EXERCISE -
Copy out all lines where "индикатора" appears.

── RECORDS SHOWN

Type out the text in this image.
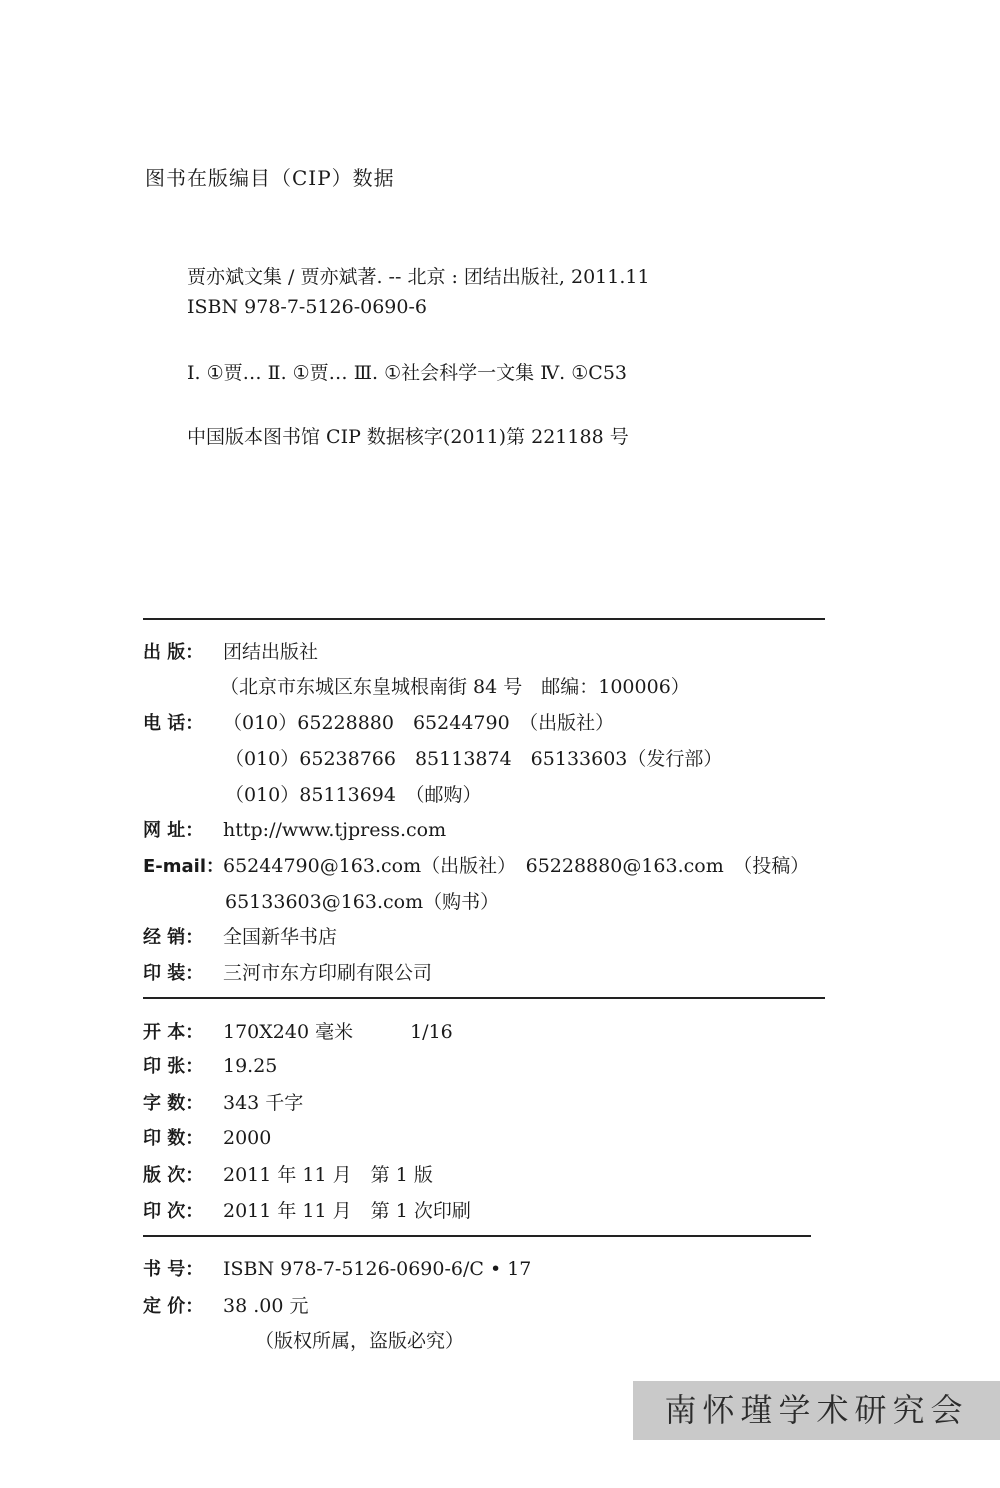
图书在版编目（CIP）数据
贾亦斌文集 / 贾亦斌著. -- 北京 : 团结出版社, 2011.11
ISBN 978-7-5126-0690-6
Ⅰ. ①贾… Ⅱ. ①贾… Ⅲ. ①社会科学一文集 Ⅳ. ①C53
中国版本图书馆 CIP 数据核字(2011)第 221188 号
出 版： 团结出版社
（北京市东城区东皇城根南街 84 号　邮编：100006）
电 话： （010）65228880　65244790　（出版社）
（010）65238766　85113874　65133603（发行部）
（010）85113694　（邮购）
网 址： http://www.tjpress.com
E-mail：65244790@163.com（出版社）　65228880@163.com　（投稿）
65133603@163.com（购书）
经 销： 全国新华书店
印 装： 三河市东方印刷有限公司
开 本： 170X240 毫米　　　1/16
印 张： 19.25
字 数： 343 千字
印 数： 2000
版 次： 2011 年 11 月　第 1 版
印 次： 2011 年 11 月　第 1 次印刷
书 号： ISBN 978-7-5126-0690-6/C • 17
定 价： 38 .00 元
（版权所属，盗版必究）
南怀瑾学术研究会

────
── RECORDS SHOWN

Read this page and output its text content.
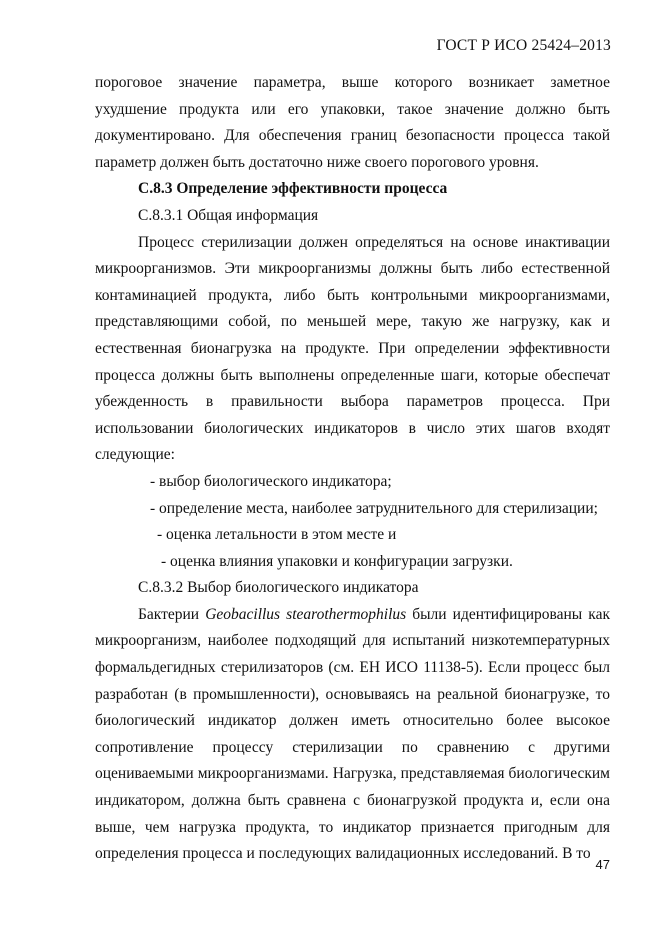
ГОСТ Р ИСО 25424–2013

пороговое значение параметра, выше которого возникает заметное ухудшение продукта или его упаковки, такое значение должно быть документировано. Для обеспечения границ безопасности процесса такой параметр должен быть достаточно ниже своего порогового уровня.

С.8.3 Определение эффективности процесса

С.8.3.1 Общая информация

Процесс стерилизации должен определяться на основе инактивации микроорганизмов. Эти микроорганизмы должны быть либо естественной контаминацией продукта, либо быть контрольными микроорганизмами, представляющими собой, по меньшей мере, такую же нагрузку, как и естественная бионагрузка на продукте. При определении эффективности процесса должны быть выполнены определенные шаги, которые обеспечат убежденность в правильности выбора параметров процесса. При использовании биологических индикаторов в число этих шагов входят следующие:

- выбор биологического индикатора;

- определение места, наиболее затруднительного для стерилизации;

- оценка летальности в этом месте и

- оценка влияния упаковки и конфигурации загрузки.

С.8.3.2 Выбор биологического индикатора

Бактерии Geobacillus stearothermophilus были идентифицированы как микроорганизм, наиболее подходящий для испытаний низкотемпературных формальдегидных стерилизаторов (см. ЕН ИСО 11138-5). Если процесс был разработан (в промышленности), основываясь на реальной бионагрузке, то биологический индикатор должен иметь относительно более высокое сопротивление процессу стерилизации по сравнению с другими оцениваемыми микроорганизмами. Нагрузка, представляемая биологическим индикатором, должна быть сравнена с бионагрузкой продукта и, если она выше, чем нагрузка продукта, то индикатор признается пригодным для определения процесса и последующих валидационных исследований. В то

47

────

CORRECT RESULT -
- выбор биологического индикатора;
С.8.3.2 Выбор биологического индикатора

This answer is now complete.